# start of Records supplied

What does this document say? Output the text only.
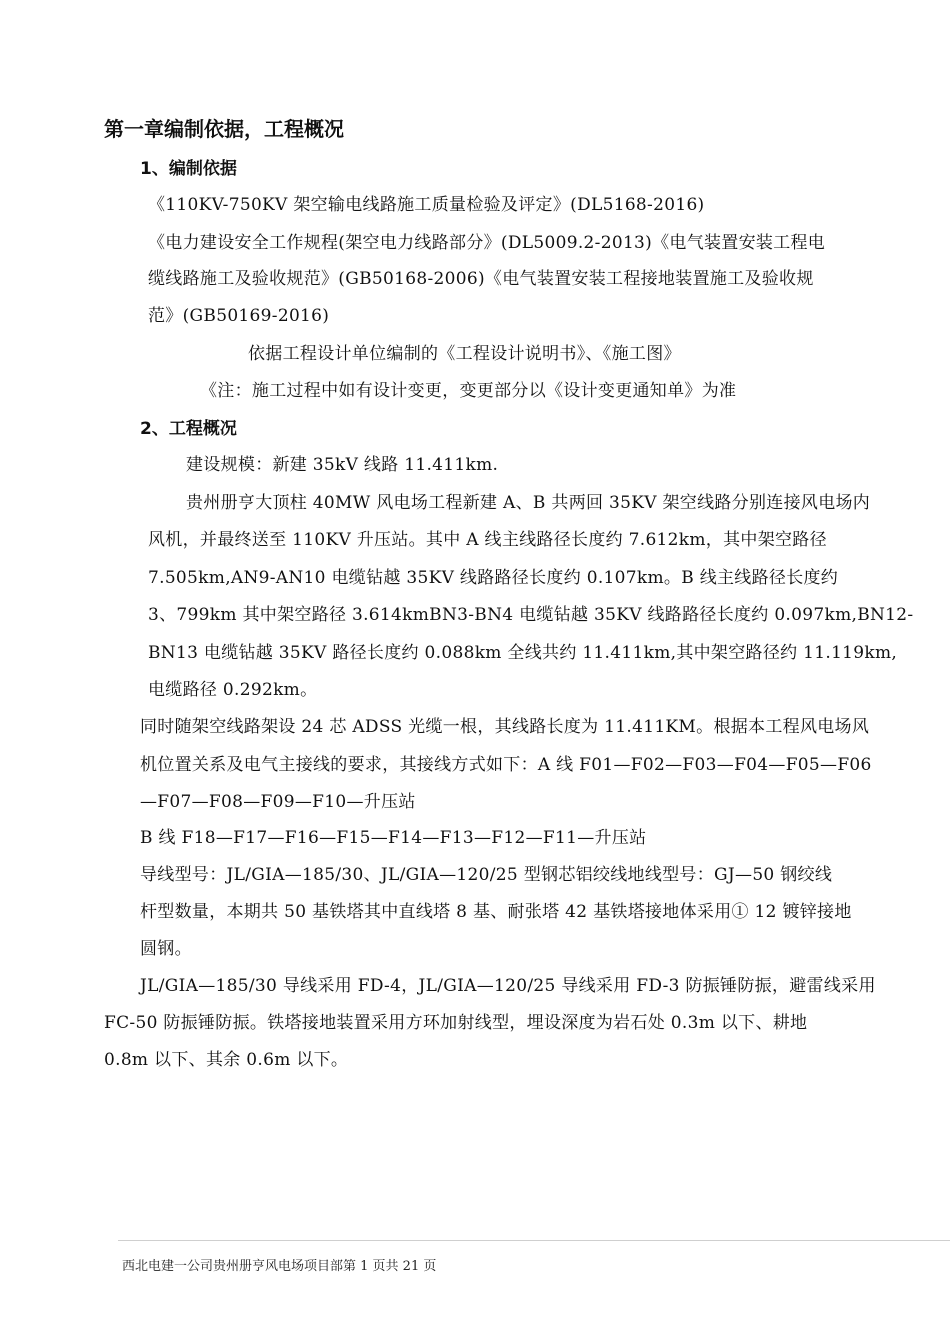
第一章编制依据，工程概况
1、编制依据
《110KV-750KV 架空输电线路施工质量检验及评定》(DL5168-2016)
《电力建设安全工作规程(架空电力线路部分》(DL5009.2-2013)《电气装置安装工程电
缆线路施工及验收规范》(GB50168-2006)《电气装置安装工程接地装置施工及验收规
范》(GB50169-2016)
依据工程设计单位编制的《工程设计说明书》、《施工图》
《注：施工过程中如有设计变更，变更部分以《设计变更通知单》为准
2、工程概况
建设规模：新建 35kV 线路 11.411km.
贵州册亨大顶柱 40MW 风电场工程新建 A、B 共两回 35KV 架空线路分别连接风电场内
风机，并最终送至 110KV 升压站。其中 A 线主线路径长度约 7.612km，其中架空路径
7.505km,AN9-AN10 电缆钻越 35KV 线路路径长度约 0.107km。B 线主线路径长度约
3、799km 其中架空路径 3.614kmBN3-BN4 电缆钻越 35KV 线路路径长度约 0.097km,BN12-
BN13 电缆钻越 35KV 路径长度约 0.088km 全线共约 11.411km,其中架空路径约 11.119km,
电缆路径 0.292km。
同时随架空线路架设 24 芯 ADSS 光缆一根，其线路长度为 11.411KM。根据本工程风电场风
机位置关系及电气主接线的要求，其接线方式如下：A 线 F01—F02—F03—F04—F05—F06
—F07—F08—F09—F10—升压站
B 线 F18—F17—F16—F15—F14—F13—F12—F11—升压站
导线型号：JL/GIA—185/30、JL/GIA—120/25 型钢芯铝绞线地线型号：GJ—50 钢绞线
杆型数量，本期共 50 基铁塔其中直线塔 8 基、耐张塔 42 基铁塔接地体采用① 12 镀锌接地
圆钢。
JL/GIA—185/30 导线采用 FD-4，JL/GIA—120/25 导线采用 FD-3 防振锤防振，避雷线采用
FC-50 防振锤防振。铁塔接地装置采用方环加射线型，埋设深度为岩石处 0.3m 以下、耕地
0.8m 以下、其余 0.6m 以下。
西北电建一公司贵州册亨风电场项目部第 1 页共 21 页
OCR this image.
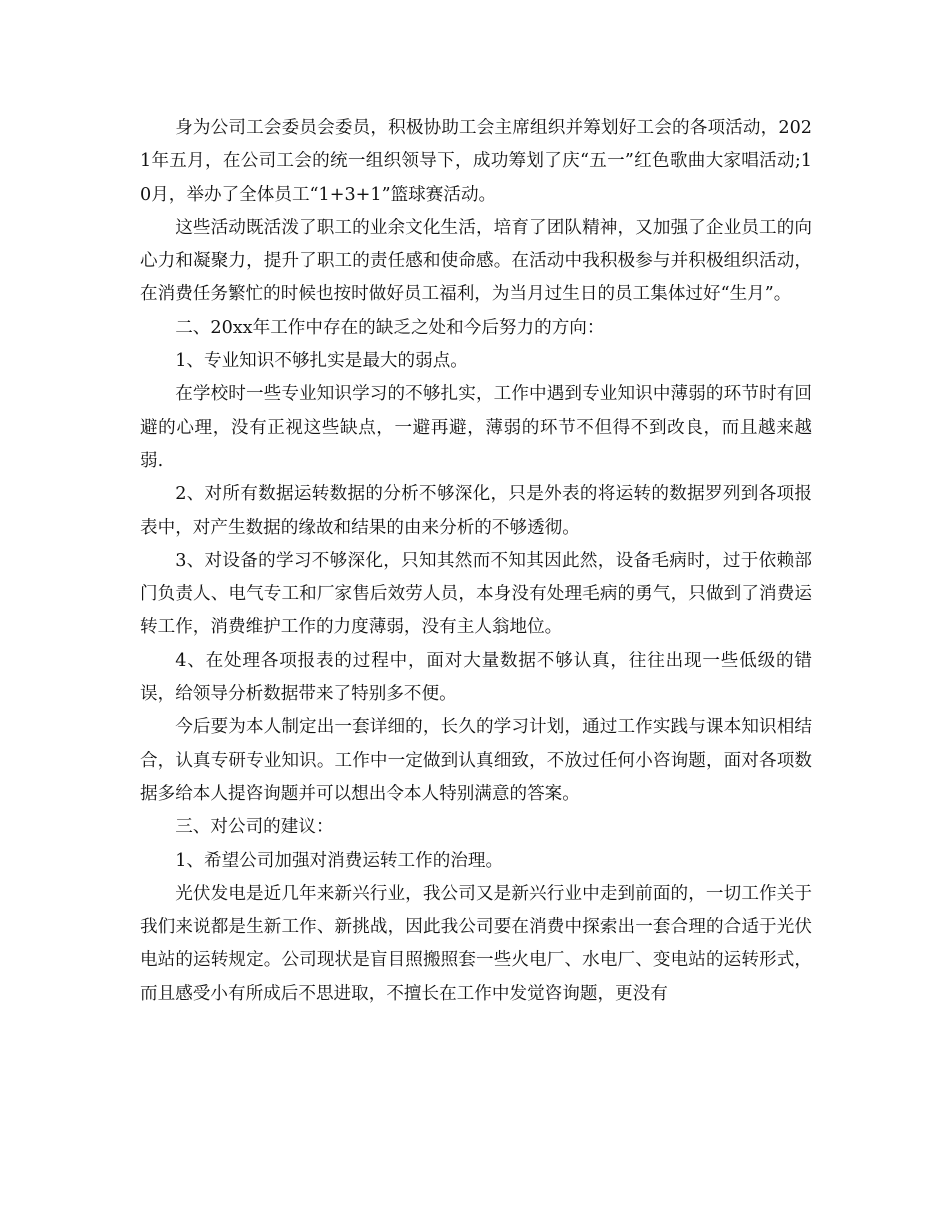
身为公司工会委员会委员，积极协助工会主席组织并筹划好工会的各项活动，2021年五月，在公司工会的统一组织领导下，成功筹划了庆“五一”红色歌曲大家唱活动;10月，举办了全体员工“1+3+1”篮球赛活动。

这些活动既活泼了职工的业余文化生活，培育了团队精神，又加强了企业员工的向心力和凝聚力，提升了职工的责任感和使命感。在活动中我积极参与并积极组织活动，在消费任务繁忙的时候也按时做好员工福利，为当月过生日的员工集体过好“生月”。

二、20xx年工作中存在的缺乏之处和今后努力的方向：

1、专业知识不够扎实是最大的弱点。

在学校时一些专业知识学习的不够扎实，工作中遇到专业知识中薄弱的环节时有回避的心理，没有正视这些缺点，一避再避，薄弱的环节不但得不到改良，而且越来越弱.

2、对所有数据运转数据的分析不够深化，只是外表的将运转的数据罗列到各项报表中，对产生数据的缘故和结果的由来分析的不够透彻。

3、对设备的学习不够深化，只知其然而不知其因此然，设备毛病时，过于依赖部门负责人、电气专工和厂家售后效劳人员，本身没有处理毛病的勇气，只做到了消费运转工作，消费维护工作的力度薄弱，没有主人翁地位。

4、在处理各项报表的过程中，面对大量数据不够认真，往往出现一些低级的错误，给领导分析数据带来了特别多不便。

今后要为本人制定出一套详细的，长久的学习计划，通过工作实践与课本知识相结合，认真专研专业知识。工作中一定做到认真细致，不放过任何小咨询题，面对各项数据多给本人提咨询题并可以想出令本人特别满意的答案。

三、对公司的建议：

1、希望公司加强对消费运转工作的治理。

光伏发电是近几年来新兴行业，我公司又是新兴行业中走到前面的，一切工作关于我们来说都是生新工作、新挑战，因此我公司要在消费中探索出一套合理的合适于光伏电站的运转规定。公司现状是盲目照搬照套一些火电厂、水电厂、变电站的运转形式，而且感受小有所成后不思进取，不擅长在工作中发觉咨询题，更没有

# end of Records supplied
# start of Records supplied

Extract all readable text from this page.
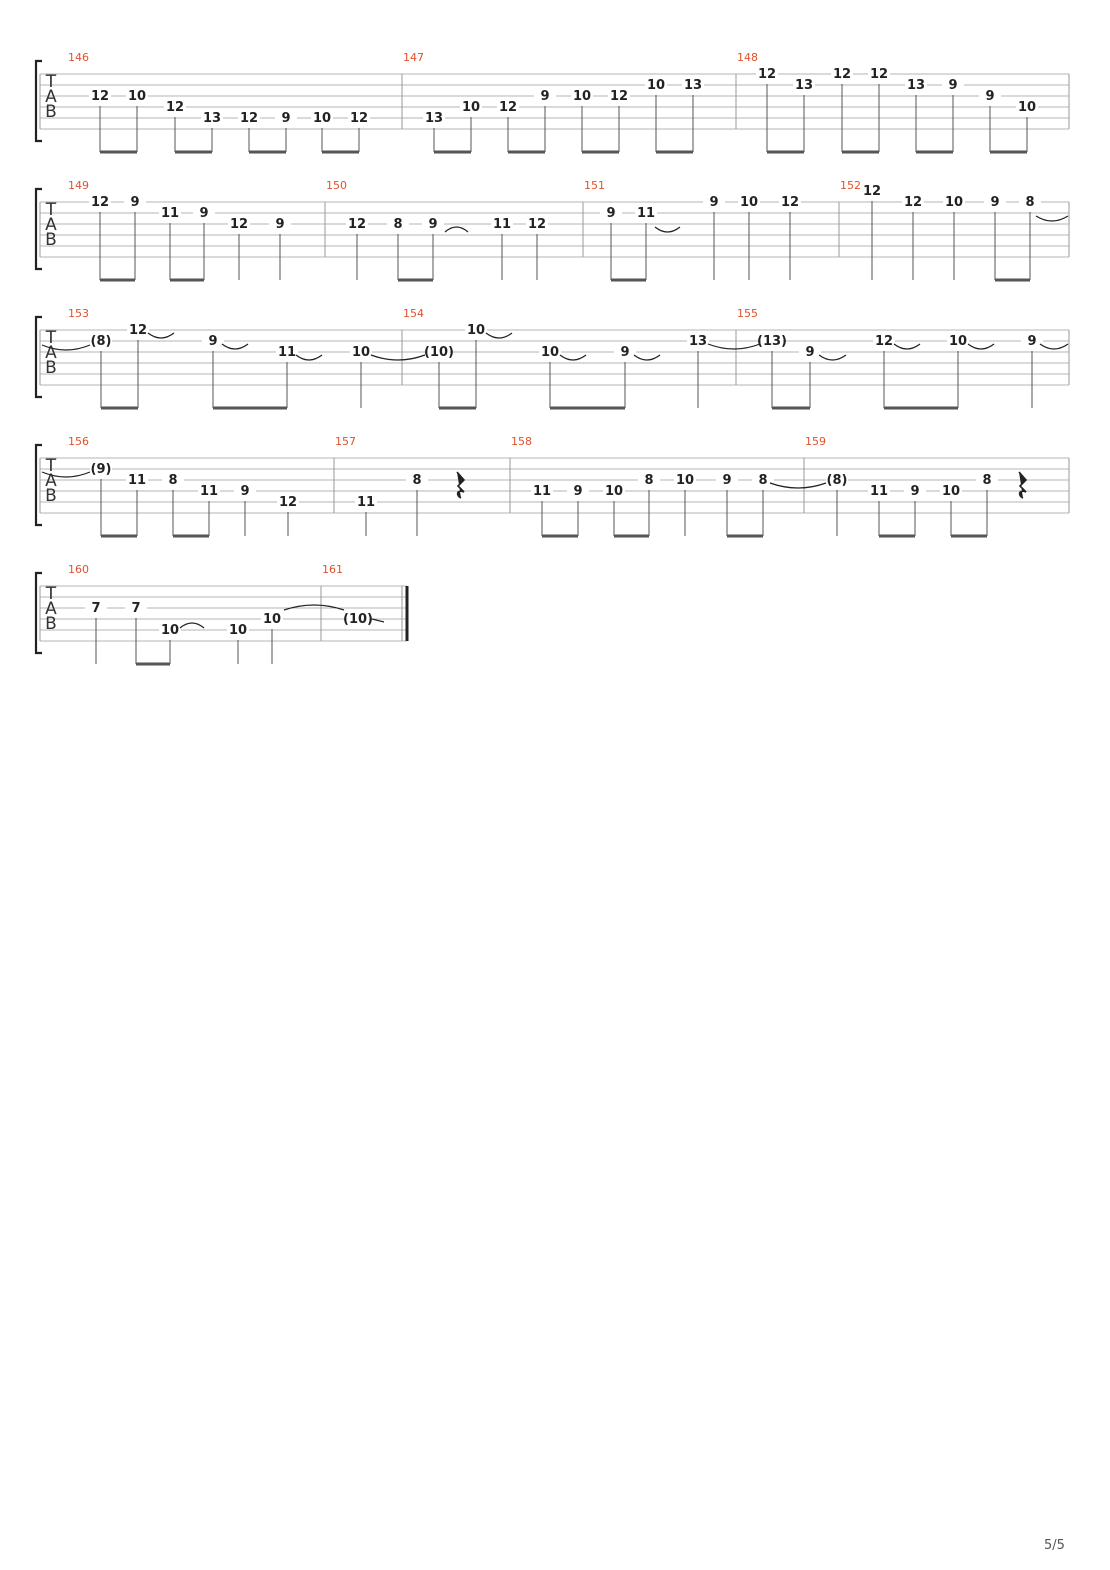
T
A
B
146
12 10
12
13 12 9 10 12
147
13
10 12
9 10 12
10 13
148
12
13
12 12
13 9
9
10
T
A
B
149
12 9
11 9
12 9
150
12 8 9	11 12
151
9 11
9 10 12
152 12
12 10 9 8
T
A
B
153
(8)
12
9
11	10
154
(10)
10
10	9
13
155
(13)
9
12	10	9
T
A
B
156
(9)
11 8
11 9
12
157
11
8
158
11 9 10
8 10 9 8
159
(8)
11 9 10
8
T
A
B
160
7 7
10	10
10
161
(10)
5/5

# end of Records supplied

### [To be done]
In the entries above, find each line with the string "线主线路径长度约" and copy it.

### [In response]
风机，并最终送至 110KV 升压站。其中 A 线主线路径长度约 7.612km，其中架空路径
7.505km,AN9-AN10 电缆钻越 35KV 线路路径长度约 0.107km。B 线主线路径长度约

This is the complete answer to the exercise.